**The problem**
Every line from the line containing "What's the underlying" through the final line of the data is to be printed exactly; no other line is to appear.

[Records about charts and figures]
===============

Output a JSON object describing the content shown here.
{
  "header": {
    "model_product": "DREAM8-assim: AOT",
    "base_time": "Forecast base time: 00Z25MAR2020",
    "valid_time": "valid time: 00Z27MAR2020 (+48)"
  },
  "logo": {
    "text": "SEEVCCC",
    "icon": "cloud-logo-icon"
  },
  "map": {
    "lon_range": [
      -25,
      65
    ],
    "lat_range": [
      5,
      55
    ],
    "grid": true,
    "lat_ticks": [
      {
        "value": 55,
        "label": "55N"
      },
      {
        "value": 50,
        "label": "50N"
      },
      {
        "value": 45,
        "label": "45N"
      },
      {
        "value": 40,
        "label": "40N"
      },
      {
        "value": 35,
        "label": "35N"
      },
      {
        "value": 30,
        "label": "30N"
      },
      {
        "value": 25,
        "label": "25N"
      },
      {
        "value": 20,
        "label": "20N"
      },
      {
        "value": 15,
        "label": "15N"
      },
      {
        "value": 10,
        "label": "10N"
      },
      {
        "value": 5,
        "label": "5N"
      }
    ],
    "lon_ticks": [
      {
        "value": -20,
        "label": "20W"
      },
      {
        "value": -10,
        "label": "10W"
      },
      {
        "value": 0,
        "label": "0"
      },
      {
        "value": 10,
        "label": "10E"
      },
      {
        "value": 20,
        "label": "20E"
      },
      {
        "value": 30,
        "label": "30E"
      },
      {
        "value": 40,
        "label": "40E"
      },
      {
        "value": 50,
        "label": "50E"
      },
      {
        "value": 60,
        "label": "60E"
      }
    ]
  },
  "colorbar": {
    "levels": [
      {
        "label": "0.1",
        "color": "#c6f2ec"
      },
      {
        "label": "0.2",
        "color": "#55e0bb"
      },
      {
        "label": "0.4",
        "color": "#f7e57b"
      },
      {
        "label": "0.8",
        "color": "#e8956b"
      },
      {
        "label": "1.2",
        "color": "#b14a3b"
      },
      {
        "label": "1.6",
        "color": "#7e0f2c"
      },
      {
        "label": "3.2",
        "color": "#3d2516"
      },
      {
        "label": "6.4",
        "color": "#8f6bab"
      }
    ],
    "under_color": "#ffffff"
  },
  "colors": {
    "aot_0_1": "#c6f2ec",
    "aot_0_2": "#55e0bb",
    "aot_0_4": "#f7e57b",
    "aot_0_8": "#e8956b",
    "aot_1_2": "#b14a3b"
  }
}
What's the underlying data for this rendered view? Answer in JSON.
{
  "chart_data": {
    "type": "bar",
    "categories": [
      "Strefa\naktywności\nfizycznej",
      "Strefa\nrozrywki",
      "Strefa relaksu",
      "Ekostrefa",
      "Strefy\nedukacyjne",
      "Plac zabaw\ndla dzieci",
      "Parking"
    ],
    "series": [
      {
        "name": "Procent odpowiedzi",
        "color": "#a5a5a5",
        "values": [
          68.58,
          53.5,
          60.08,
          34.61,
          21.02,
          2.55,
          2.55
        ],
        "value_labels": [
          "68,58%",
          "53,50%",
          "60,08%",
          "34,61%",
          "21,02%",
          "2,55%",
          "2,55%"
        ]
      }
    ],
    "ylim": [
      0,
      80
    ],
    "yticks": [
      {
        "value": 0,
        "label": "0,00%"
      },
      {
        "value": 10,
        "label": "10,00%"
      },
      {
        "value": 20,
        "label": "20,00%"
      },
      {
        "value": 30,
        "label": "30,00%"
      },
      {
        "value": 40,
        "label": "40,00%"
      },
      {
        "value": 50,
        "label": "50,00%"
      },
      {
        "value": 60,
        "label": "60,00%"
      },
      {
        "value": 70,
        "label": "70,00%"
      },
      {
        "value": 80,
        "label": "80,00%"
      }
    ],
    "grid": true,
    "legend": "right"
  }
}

===============

**Answer to the task**
What's the underlying data for this rendered view? Answer in JSON.
{
  "chart_data": {
    "type": "bar",
    "categories": [
      "Strefa\naktywności\nfizycznej",
      "Strefa\nrozrywki",
      "Strefa relaksu",
      "Ekostrefa",
      "Strefy\nedukacyjne",
      "Plac zabaw\ndla dzieci",
      "Parking"
    ],
    "series": [
      {
        "name": "Procent odpowiedzi",
        "color": "#a5a5a5",
        "values": [
          68.58,
          53.5,
          60.08,
          34.61,
          21.02,
          2.55,
          2.55
        ],
        "value_labels": [
          "68,58%",
          "53,50%",
          "60,08%",
          "34,61%",
          "21,02%",
          "2,55%",
          "2,55%"
        ]
      }
    ],
    "ylim": [
      0,
      80
    ],
    "yticks": [
      {
        "value": 0,
        "label": "0,00%"
      },
      {
        "value": 10,
        "label": "10,00%"
      },
      {
        "value": 20,
        "label": "20,00%"
      },
      {
        "value": 30,
        "label": "30,00%"
      },
      {
        "value": 40,
        "label": "40,00%"
      },
      {
        "value": 50,
        "label": "50,00%"
      },
      {
        "value": 60,
        "label": "60,00%"
      },
      {
        "value": 70,
        "label": "70,00%"
      },
      {
        "value": 80,
        "label": "80,00%"
      }
    ],
    "grid": true,
    "legend": "right"
  }
}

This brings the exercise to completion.